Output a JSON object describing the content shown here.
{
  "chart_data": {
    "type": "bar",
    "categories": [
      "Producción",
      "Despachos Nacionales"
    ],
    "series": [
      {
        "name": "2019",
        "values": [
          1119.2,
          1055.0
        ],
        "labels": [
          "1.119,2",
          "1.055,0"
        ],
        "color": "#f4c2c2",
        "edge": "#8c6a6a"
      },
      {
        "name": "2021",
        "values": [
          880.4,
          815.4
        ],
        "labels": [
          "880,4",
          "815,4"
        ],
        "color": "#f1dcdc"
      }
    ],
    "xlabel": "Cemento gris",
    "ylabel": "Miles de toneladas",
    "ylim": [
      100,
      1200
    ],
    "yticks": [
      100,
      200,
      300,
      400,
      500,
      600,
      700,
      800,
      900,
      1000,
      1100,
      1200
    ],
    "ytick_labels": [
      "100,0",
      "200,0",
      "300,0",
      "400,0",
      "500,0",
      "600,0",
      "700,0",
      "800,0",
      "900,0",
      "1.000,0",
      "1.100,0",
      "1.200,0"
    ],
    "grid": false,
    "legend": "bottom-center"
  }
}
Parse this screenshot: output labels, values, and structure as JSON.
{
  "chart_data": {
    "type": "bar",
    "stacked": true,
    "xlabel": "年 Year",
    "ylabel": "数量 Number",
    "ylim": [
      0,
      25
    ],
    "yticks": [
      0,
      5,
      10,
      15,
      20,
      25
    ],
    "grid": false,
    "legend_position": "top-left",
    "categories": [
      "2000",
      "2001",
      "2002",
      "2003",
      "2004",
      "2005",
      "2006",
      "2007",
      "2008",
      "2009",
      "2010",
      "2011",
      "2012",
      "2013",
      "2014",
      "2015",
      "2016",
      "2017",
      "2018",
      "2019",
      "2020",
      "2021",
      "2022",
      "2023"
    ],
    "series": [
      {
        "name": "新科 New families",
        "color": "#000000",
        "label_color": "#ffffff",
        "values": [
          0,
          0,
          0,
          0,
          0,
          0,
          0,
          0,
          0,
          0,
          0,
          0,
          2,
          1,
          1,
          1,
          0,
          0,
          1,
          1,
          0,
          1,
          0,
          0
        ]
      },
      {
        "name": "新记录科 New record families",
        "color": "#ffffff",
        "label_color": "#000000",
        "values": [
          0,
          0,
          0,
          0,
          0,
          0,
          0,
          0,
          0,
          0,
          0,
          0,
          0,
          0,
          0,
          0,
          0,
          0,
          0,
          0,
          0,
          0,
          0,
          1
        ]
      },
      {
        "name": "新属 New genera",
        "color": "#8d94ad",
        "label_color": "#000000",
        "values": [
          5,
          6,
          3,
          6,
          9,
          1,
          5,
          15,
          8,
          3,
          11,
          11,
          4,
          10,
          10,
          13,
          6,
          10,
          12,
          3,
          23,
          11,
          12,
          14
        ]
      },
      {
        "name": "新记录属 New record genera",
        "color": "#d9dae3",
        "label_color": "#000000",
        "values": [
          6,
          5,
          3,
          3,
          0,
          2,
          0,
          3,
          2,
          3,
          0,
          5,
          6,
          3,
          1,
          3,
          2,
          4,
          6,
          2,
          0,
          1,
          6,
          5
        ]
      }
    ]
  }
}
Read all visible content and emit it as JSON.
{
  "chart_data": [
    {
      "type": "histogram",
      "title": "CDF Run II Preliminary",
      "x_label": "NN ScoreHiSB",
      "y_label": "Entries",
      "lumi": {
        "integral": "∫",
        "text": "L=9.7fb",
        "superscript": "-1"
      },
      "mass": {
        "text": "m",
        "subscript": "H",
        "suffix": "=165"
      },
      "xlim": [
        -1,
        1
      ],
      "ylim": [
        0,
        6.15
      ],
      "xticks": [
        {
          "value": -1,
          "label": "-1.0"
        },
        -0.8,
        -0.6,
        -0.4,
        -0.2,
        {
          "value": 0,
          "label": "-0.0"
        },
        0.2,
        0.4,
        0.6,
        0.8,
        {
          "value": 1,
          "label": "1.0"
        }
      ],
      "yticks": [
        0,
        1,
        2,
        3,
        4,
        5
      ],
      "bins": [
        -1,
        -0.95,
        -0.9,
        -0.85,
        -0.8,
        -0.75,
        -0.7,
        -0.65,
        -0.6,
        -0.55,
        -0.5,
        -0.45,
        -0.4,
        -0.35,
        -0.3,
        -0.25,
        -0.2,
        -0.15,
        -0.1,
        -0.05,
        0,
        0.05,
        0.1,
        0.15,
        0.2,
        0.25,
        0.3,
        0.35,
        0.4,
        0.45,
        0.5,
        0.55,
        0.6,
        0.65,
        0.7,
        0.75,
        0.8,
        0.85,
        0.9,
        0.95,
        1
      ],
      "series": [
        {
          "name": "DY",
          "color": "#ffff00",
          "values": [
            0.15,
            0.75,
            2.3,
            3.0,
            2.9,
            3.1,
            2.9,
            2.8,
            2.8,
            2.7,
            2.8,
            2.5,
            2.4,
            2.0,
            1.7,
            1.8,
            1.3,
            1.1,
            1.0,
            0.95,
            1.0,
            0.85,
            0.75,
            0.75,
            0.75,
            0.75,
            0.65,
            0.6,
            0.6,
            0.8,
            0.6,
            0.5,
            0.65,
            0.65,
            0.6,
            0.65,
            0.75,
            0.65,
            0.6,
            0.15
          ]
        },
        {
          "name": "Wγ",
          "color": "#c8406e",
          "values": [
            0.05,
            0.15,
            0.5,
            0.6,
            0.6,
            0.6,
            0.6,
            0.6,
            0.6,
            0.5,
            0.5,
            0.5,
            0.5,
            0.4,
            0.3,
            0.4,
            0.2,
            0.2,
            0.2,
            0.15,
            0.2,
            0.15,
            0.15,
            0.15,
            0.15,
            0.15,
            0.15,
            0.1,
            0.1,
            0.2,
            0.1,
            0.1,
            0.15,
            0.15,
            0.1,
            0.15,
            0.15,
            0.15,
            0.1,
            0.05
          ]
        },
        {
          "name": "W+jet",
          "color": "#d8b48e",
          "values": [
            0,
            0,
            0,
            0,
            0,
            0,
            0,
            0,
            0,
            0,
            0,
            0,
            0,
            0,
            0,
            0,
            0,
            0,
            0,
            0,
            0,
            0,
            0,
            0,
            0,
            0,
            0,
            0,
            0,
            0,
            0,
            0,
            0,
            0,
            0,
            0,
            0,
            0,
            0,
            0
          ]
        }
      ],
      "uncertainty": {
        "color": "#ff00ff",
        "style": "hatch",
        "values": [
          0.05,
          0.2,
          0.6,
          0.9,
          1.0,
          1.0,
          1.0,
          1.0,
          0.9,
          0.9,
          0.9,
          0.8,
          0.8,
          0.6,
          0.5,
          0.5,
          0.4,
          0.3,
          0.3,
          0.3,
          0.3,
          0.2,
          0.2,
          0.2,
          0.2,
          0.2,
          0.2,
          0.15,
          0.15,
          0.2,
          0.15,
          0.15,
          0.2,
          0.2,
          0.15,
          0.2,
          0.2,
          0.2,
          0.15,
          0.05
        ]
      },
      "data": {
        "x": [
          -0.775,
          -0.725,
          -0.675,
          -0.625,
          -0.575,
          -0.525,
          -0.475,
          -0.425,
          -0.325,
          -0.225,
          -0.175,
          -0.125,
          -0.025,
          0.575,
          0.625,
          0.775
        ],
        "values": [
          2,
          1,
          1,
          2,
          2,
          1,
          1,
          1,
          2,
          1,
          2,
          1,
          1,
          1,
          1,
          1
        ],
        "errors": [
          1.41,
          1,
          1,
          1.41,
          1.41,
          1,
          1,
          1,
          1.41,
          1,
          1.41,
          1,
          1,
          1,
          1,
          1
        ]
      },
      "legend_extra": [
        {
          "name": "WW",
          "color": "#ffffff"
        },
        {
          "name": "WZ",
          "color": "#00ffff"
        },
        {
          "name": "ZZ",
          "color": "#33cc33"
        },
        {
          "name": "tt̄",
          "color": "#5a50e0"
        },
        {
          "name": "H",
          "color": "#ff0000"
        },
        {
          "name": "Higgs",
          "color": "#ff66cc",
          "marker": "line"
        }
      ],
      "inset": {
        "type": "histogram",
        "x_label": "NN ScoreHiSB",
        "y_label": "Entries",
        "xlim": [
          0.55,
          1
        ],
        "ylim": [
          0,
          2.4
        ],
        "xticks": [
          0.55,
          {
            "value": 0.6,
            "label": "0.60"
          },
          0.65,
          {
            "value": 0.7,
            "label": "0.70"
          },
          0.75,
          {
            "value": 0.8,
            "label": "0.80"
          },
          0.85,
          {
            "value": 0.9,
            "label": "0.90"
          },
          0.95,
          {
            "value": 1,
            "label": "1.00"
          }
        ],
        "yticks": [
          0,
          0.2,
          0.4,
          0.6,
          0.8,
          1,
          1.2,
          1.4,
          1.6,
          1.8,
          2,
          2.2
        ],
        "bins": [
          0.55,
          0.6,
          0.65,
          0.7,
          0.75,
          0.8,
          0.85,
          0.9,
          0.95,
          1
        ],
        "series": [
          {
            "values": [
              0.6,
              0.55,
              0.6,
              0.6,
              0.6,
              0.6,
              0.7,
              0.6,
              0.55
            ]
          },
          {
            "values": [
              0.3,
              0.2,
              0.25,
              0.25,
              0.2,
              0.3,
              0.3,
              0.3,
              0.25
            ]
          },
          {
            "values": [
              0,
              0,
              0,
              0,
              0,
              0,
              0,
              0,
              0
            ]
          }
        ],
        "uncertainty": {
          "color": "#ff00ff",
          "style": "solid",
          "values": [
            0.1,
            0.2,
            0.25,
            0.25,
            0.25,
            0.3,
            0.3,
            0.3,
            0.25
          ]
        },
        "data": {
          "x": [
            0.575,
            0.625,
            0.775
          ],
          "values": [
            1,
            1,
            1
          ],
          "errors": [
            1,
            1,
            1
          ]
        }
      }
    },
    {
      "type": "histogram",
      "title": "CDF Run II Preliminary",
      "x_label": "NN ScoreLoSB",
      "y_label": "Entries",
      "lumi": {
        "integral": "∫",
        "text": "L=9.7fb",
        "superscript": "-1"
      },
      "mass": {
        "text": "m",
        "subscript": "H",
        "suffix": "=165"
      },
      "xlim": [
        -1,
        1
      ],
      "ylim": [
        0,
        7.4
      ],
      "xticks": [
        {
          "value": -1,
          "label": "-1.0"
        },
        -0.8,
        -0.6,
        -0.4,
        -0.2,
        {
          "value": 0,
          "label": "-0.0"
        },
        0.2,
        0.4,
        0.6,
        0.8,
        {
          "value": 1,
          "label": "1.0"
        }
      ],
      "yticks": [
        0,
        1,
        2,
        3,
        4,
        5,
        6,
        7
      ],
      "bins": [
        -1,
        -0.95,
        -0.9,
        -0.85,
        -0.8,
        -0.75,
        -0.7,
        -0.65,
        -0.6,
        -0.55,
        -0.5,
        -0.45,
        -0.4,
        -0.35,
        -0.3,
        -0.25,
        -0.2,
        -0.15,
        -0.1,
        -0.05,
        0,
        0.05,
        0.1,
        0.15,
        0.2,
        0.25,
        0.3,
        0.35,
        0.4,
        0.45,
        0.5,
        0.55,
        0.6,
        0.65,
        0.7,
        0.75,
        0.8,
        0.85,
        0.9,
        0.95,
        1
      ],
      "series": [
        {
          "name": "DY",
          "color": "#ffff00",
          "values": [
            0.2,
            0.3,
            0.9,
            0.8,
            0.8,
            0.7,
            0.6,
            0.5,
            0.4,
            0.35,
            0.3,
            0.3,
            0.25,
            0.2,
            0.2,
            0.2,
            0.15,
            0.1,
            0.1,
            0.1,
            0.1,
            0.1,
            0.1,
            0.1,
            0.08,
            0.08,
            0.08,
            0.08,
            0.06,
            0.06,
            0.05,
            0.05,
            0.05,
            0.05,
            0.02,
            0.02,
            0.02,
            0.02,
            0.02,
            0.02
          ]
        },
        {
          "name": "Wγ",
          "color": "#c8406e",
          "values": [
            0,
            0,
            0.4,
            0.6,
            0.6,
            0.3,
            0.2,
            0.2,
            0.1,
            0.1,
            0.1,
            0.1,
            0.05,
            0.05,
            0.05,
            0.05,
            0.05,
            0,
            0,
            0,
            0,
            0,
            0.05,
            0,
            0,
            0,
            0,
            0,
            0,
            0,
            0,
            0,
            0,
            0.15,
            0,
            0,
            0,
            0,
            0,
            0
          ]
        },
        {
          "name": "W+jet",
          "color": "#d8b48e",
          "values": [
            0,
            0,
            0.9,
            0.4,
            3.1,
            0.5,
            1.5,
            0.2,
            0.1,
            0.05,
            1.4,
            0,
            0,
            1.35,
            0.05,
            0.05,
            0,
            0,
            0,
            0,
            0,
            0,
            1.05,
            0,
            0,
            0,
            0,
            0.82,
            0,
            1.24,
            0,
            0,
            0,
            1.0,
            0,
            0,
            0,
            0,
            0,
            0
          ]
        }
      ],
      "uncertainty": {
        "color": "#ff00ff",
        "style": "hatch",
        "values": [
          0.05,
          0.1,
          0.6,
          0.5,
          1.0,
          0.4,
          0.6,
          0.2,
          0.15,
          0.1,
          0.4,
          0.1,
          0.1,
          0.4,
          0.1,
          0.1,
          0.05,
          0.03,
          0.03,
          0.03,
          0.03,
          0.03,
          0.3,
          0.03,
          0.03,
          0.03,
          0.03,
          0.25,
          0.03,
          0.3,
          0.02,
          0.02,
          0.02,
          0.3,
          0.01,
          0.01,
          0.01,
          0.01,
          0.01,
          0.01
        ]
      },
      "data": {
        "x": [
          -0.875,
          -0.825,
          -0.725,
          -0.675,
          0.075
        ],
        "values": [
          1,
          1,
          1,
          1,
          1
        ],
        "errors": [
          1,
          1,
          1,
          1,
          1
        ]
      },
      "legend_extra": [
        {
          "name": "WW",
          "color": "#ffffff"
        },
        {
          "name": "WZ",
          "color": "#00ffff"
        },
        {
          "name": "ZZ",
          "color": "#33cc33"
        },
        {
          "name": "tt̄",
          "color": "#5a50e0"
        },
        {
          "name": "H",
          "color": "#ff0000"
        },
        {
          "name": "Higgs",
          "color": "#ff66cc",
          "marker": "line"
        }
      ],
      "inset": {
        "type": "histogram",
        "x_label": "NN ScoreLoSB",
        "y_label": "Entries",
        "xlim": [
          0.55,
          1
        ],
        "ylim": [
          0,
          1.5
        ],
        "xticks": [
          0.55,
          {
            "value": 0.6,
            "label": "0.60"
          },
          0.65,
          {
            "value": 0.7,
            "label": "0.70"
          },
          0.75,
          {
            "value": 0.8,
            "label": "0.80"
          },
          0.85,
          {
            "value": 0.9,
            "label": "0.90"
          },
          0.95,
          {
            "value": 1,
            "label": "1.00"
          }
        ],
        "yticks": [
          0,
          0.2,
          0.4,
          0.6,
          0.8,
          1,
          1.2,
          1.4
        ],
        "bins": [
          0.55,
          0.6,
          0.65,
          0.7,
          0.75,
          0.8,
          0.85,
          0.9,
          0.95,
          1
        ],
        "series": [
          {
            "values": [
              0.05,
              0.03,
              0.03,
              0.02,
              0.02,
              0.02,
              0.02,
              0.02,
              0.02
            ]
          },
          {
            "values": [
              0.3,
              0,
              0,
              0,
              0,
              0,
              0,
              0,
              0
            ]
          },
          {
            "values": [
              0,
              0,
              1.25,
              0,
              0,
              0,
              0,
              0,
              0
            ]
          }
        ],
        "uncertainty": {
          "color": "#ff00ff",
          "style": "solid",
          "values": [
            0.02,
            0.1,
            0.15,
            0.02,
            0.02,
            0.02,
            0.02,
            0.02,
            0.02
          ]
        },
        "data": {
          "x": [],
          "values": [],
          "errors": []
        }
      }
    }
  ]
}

*INSTRUCTIONS TO FOLLOW*.
Go through the preceding material and copy each line that has the word "record".

*WRITTEN SOLUTION*.
        "name": "新记录科 New record families",
        "name": "新记录属 New record genera",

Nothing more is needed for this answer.